● **SUPPLIED TEXT**
---
That bit of info made me reflect on my former life as a crypto-activist in Newark, i.e. my 2 years as a loyal volunteer and my 10 years of employment at New Community Corporation. New Community got started about 15 years before I got there, and reached its peak in terms of size and achievement during my tenure. But unfortunately, it never really got close to its lofty goal of “converting the neighborhood and then the city”, into a functional working-class environment where every child has a good chance of leading a fulfilling and productive life.

In fact, New Community unintentionally contributed to Newark’s ongoing urban tragedy by building and clustering thousands of low-income apartment units. These were designed to be humane, low-density alternatives to the many high-rise “New Jack City” towers that were built in the 50s by the Newark Housing Authority (and hundreds of other urban HA’s). But as unionized entry-level jobs left Newark in the 70’s and 80’s, and the schools fell apart in the 90’s, this housing served just as effectively as the old “projects” to breed a nasty way of thinking and an unpleasant way of life amidst those who couldn’t get out. New Community was imitated in its heyday by a variety of other Newark community agencies, who sprinkled thousands of additional low-income apartments throughout the town. Together with the extraordinarily large inventory of developments built by the Newark Housing Authority, large swaths of Newark have been “locked in” to poverty culture by these buildings for the foreseeable future.
---
● **EXERCISE SET**
(1) In the Newark housing passage, how many years was the writer employed at New Community Corporation?
(2) Pick up the Newark housing passage after its last sentence and carry it on.

● **DATA**
---
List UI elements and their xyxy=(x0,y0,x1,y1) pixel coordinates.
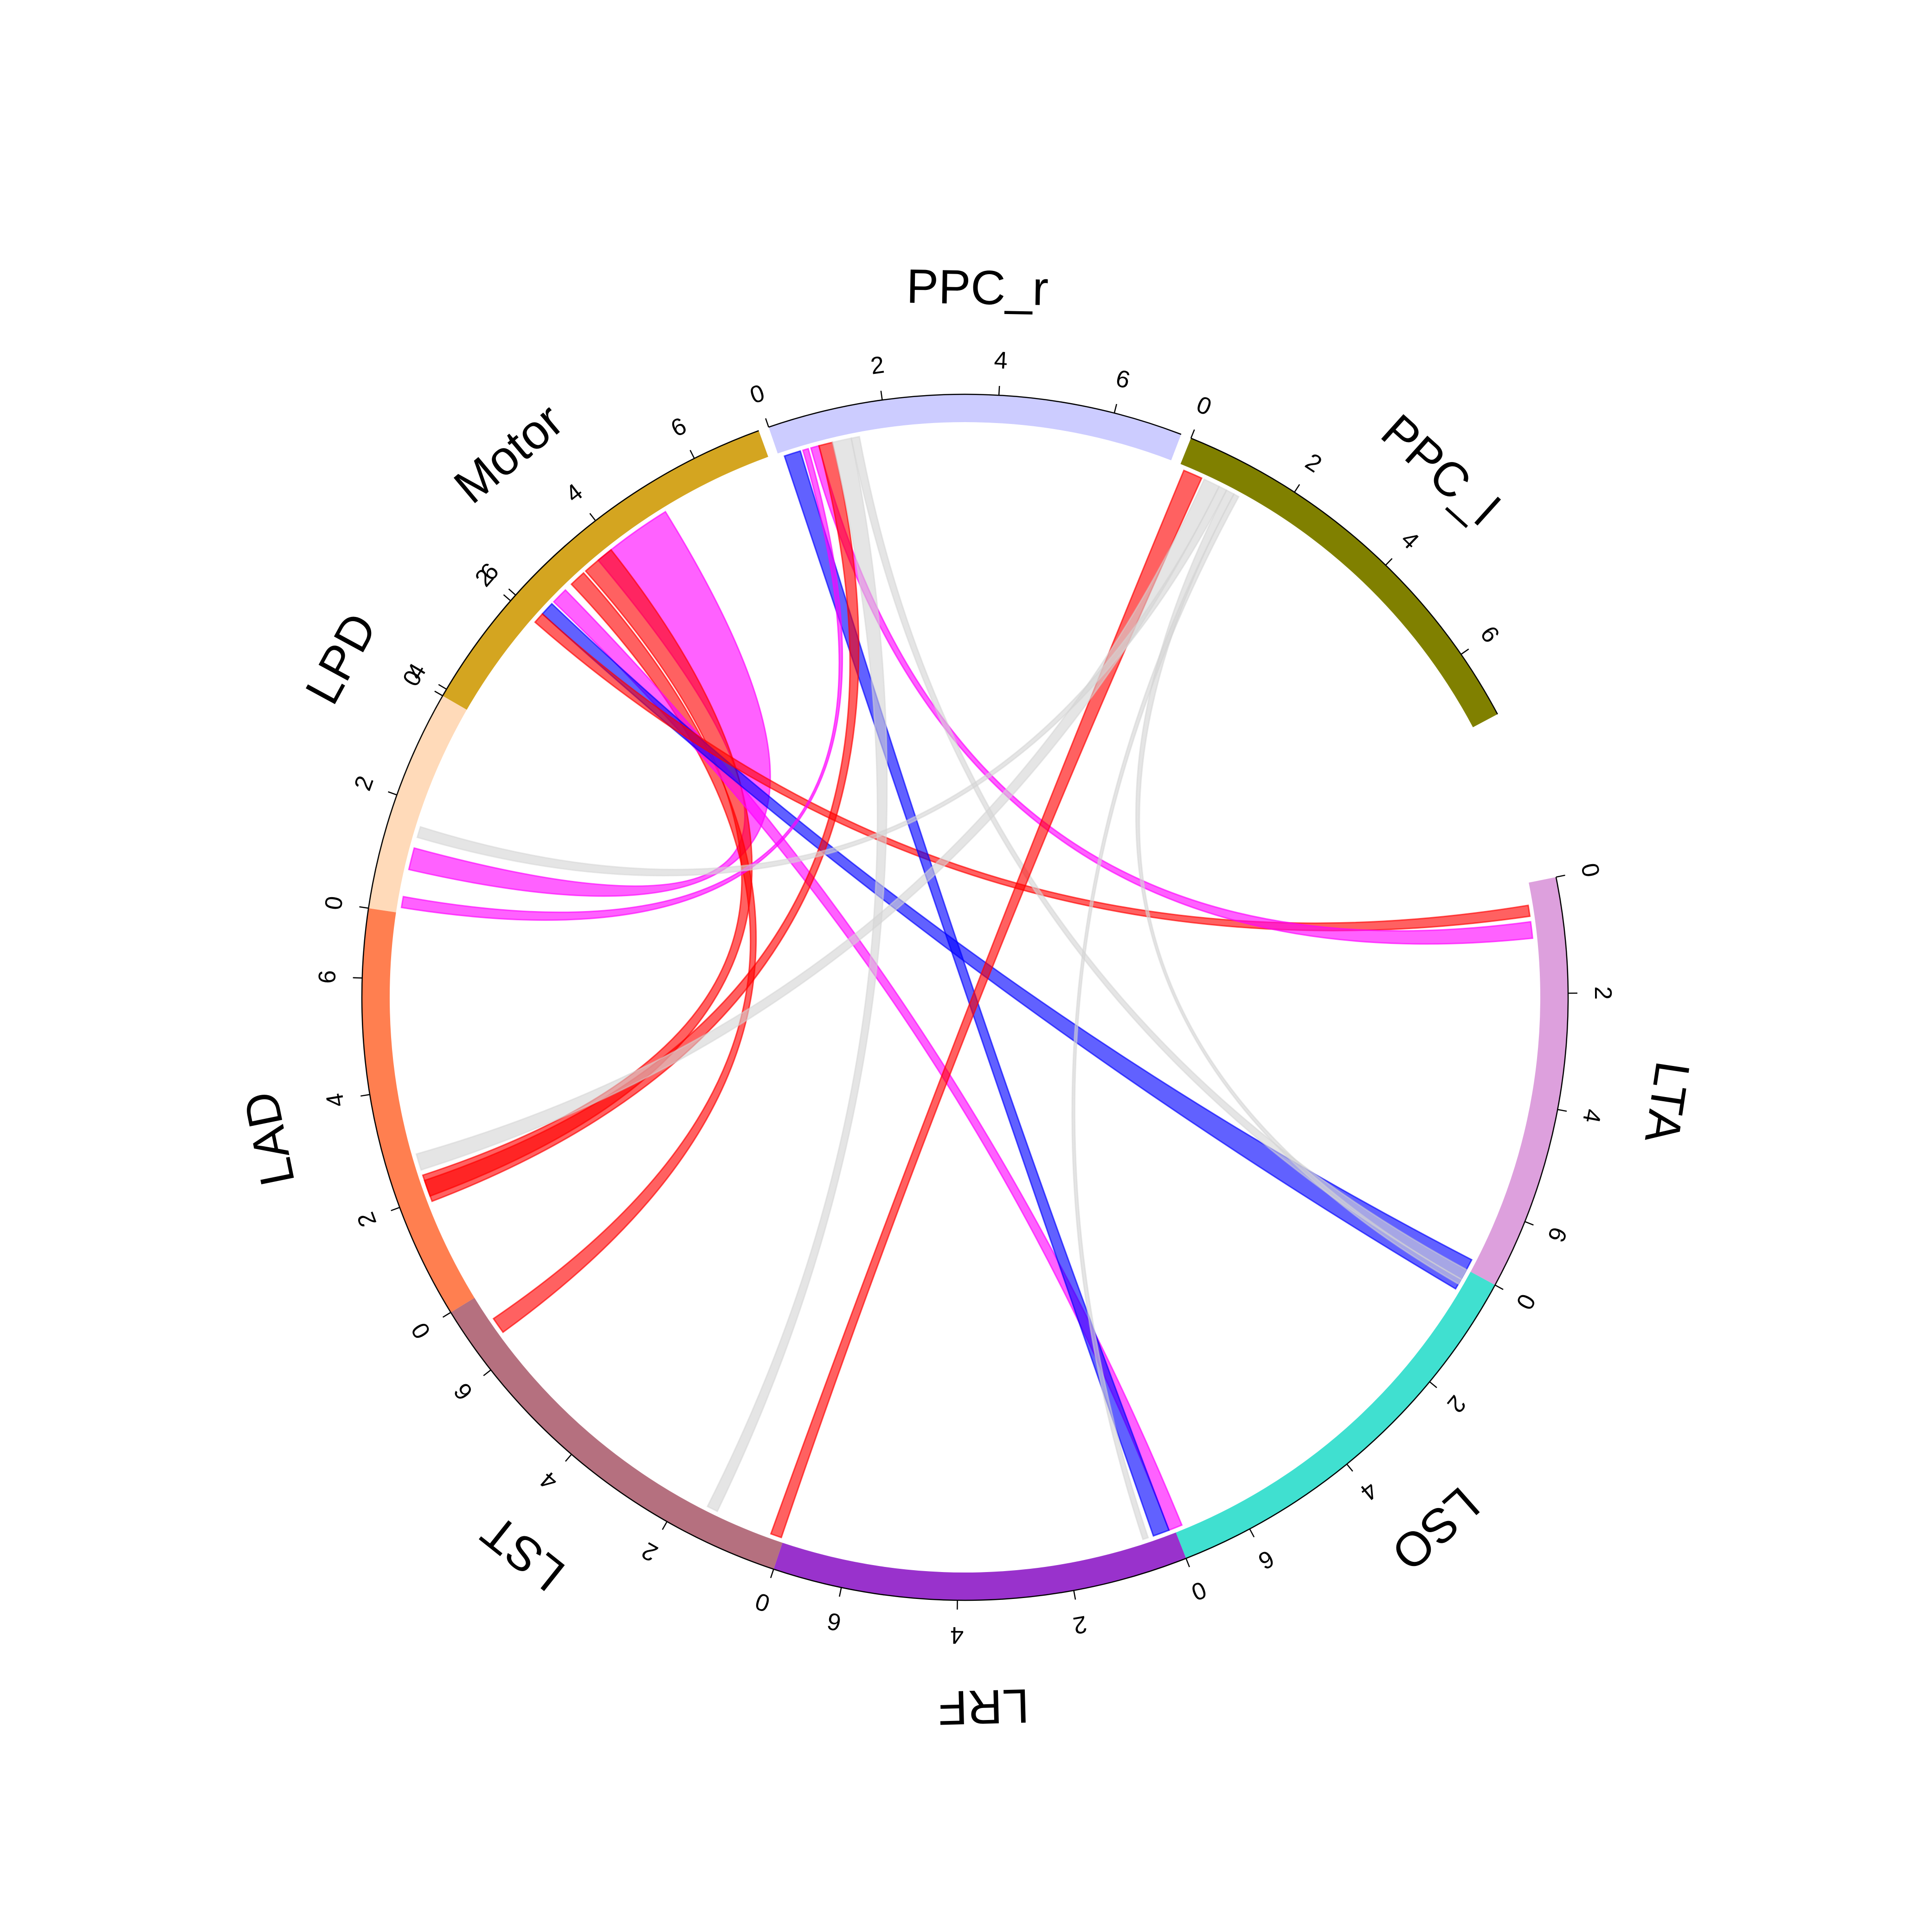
---
● **TASK-BY-TASK ANSWERS**
(1) Ten years.

(2)
And so, the gangs, guns, drugs and killings continue in greater Newark, despite valiant and innovative efforts on the part of both local police and my boss (the county prosecutor) to combat them. You could say that I’m now helping to mop up the mess that I helped to make. But please believe me, the road to this hell truly was paved with the best and most heavenly of intentions. I missed the formative days, when the spirit of Christian social justice at New Community was “so thick you could cut it with a knife”. However, the dream (and the illusion) had not fully died when I got involved with NCC in 1988. We still believed that we could disassemble urban poverty by weaving a thick net of housing, daycare, job training, youth programs and health services. We really didn’t anticipate that the surrounding economy and political culture would change so much; it happened while we weren’t watching. We couldn’t have imagined that as things got worse, an angry “f*** it” attitude would take hold amidst the young. Yea, this attitude sells plenty of rap music in the suburbs, but it ain’t no entertainment in the cities. Mopping up after the latest shooting is no fun, or so I hear from the guys at work who actually do that stuff.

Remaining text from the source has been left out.